### Dataset excerpts
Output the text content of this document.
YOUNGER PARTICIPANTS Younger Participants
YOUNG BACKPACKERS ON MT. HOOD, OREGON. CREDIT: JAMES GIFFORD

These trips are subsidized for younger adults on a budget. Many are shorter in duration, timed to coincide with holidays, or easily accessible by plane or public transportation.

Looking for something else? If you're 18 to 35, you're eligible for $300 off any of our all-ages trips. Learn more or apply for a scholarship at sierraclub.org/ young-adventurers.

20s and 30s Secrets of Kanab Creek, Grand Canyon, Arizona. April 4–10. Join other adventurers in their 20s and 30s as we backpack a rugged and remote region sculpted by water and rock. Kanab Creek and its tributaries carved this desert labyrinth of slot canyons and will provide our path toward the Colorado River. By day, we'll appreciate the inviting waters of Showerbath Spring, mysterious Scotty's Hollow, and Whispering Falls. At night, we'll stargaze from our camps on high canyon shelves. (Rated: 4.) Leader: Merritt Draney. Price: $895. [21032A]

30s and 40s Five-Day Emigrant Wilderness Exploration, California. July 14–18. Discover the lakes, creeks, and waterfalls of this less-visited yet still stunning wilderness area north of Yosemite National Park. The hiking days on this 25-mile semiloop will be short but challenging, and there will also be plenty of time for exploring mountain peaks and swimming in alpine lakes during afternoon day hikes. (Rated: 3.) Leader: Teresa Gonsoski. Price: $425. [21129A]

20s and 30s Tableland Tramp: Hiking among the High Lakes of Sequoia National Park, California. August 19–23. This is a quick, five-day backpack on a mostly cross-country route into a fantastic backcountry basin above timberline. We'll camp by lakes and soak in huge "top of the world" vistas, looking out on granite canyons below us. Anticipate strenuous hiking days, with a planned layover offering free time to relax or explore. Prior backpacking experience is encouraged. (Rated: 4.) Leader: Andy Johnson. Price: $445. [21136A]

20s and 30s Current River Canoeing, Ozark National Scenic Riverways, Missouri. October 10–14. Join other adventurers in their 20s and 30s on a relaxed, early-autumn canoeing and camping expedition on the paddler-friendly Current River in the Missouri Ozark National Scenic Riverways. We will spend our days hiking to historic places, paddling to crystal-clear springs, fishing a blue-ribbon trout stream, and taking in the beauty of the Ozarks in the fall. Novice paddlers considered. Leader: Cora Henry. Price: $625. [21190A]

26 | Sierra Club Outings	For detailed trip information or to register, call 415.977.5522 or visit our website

### Objective
Where a line above contains the string "adventurers", copy that line.

### Result of this task
Looking for something else? If you're 18 to 35, you're eligible for $300 off any of our all-ages trips. Learn more or apply for a scholarship at sierraclub.org/ young-adventurers.
20s and 30s Secrets of Kanab Creek, Grand Canyon, Arizona. April 4–10. Join other adventurers in their 20s and 30s as we backpack a rugged and remote region sculpted by water and rock. Kanab Creek and its tributaries carved this desert labyrinth of slot canyons and will provide our path toward the Colorado River. By day, we'll appreciate the inviting waters of Showerbath Spring, mysterious Scotty's Hollow, and Whispering Falls. At night, we'll stargaze from our camps on high canyon shelves. (Rated: 4.) Leader: Merritt Draney. Price: $895. [21032A]
20s and 30s Current River Canoeing, Ozark National Scenic Riverways, Missouri. October 10–14. Join other adventurers in their 20s and 30s on a relaxed, early-autumn canoeing and camping expedition on the paddler-friendly Current River in the Missouri Ozark National Scenic Riverways. We will spend our days hiking to historic places, paddling to crystal-clear springs, fishing a blue-ribbon trout stream, and taking in the beauty of the Ozarks in the fall. Novice paddlers considered. Leader: Cora Henry. Price: $625. [21190A]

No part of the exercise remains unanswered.